Collected data entries
<<<<
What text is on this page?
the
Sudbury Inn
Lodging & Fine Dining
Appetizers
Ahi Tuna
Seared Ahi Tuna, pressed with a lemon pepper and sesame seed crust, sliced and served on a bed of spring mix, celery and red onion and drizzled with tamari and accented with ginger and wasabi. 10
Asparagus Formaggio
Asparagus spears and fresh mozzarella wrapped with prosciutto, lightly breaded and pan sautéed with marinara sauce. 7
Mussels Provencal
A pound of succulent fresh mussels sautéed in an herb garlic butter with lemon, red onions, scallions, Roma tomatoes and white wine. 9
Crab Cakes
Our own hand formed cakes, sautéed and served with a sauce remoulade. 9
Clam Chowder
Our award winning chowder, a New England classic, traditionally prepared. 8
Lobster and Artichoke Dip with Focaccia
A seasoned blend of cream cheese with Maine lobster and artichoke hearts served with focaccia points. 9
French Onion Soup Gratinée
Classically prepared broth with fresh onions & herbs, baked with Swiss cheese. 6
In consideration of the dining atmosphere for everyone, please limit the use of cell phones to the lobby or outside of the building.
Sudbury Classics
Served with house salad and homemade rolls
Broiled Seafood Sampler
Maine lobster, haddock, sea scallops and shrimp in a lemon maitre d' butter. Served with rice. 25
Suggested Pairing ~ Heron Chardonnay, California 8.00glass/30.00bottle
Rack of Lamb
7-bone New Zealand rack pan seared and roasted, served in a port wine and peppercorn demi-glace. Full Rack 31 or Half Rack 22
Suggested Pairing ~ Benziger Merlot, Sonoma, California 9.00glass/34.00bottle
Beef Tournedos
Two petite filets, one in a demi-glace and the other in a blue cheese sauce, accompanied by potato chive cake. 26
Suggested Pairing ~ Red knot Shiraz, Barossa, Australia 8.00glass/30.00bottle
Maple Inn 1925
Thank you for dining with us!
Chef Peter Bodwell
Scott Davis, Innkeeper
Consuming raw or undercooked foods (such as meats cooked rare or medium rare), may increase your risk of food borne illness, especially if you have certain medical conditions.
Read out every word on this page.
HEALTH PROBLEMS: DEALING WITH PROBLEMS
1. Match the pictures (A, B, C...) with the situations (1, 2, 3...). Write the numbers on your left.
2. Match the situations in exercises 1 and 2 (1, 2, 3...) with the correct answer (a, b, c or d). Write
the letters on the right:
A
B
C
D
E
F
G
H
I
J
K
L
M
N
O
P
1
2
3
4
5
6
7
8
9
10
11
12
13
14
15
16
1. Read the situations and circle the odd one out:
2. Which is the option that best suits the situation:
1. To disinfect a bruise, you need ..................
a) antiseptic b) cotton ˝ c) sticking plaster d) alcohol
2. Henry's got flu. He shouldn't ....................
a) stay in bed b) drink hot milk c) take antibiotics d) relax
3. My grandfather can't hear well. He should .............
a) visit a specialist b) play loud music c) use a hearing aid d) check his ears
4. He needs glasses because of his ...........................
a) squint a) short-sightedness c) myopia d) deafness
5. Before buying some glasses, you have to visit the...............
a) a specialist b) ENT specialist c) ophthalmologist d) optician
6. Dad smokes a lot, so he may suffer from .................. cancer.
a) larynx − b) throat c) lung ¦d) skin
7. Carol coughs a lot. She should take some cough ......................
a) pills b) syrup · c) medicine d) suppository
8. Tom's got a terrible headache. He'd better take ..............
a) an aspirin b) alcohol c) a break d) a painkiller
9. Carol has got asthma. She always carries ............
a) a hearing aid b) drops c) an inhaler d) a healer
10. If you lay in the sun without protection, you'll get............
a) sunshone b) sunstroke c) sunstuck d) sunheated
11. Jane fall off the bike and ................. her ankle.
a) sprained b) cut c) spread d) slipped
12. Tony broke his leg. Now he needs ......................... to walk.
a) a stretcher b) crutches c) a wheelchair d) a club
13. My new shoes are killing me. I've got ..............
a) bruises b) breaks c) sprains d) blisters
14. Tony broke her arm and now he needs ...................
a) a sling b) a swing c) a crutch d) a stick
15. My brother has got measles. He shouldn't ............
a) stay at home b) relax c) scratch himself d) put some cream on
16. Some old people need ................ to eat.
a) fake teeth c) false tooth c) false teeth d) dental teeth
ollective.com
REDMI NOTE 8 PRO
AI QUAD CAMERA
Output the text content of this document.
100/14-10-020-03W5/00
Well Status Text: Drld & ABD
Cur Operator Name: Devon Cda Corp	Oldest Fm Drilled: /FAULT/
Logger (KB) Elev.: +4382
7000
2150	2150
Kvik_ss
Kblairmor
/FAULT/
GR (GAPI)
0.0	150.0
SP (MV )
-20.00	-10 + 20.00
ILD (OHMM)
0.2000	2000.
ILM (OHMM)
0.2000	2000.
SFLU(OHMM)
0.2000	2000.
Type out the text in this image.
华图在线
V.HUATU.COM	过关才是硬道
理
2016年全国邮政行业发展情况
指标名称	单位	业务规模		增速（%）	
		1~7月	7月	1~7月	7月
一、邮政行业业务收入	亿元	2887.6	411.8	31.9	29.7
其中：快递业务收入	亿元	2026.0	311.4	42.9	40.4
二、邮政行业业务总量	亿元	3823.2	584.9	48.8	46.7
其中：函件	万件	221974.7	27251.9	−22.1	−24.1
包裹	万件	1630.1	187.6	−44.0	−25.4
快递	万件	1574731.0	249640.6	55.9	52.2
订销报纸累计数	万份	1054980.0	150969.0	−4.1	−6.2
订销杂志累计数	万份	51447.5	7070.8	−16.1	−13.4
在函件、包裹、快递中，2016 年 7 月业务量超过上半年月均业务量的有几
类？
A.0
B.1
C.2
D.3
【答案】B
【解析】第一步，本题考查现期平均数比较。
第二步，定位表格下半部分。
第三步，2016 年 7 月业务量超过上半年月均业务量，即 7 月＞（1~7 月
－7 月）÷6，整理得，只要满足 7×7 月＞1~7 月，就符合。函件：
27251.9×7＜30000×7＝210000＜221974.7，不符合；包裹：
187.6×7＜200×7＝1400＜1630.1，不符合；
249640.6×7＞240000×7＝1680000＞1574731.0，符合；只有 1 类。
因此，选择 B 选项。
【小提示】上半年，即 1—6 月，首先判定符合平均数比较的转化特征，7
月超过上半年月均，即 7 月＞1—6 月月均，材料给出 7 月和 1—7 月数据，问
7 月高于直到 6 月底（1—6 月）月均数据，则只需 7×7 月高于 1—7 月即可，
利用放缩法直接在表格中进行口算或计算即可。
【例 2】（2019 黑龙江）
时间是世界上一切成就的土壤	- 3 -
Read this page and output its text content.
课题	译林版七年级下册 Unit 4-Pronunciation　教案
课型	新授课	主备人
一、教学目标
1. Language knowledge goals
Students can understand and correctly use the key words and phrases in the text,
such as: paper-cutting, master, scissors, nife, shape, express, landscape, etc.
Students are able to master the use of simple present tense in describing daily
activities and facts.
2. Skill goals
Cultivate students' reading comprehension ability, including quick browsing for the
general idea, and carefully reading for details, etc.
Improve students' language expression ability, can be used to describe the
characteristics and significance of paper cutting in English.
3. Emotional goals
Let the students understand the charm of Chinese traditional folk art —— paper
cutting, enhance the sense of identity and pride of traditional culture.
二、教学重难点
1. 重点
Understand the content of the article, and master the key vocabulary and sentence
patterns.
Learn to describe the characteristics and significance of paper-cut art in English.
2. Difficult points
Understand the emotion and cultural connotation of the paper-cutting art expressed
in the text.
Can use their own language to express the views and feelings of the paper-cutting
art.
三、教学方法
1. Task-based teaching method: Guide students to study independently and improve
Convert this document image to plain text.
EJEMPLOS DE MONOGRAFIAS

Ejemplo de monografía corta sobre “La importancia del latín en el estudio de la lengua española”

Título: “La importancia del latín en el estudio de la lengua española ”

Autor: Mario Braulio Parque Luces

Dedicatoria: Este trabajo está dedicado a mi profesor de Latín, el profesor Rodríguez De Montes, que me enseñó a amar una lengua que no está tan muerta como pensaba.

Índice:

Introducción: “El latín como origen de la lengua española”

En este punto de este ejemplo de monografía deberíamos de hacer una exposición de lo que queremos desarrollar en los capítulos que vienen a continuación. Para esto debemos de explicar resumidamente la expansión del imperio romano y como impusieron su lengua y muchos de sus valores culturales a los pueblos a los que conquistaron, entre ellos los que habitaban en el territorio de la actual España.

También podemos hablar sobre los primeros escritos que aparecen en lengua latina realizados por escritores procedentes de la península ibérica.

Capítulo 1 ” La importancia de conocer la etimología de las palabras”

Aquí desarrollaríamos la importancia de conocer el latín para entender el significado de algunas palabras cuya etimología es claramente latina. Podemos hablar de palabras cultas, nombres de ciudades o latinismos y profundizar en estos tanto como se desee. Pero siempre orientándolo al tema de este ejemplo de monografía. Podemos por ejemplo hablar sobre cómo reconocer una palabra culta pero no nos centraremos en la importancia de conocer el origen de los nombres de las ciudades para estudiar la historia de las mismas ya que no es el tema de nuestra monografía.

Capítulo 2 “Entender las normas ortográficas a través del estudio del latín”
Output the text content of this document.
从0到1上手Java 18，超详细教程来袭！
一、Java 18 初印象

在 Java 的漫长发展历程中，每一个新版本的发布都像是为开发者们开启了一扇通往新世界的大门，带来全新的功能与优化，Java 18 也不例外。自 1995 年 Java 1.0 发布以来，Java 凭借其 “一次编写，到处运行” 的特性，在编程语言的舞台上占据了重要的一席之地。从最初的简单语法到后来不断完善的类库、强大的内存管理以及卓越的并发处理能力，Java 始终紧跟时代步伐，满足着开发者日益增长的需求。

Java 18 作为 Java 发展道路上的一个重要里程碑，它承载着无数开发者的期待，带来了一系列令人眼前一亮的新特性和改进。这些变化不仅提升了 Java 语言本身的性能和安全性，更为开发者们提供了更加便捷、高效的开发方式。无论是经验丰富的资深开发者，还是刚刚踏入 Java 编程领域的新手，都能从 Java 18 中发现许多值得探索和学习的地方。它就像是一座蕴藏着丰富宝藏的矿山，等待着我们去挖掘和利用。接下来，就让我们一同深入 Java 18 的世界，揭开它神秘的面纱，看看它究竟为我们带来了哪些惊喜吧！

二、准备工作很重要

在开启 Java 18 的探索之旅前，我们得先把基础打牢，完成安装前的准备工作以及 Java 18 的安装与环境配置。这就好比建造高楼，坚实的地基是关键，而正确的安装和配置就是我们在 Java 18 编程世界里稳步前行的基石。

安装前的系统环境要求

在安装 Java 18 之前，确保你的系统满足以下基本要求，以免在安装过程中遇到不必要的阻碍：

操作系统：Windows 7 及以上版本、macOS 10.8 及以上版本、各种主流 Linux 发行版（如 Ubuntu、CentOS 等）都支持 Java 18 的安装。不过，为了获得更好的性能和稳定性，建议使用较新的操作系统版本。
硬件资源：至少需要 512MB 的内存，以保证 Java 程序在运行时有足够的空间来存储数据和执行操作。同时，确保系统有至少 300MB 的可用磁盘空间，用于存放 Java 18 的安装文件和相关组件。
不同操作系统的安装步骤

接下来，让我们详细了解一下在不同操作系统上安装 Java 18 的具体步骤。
>>>>
* [REQUEST]: Locate the word "cutting" in the records and collect each line it appears in.

* [ANSWER TO THIS EXERCISE]:
such as: paper-cutting, master, scissors, nife, shape, express, landscape, etc.
characteristics and significance of paper cutting in English.
cutting, enhance the sense of identity and pride of traditional culture.
Understand the emotion and cultural connotation of the paper-cutting art expressed
Can use their own language to express the views and feelings of the paper-cutting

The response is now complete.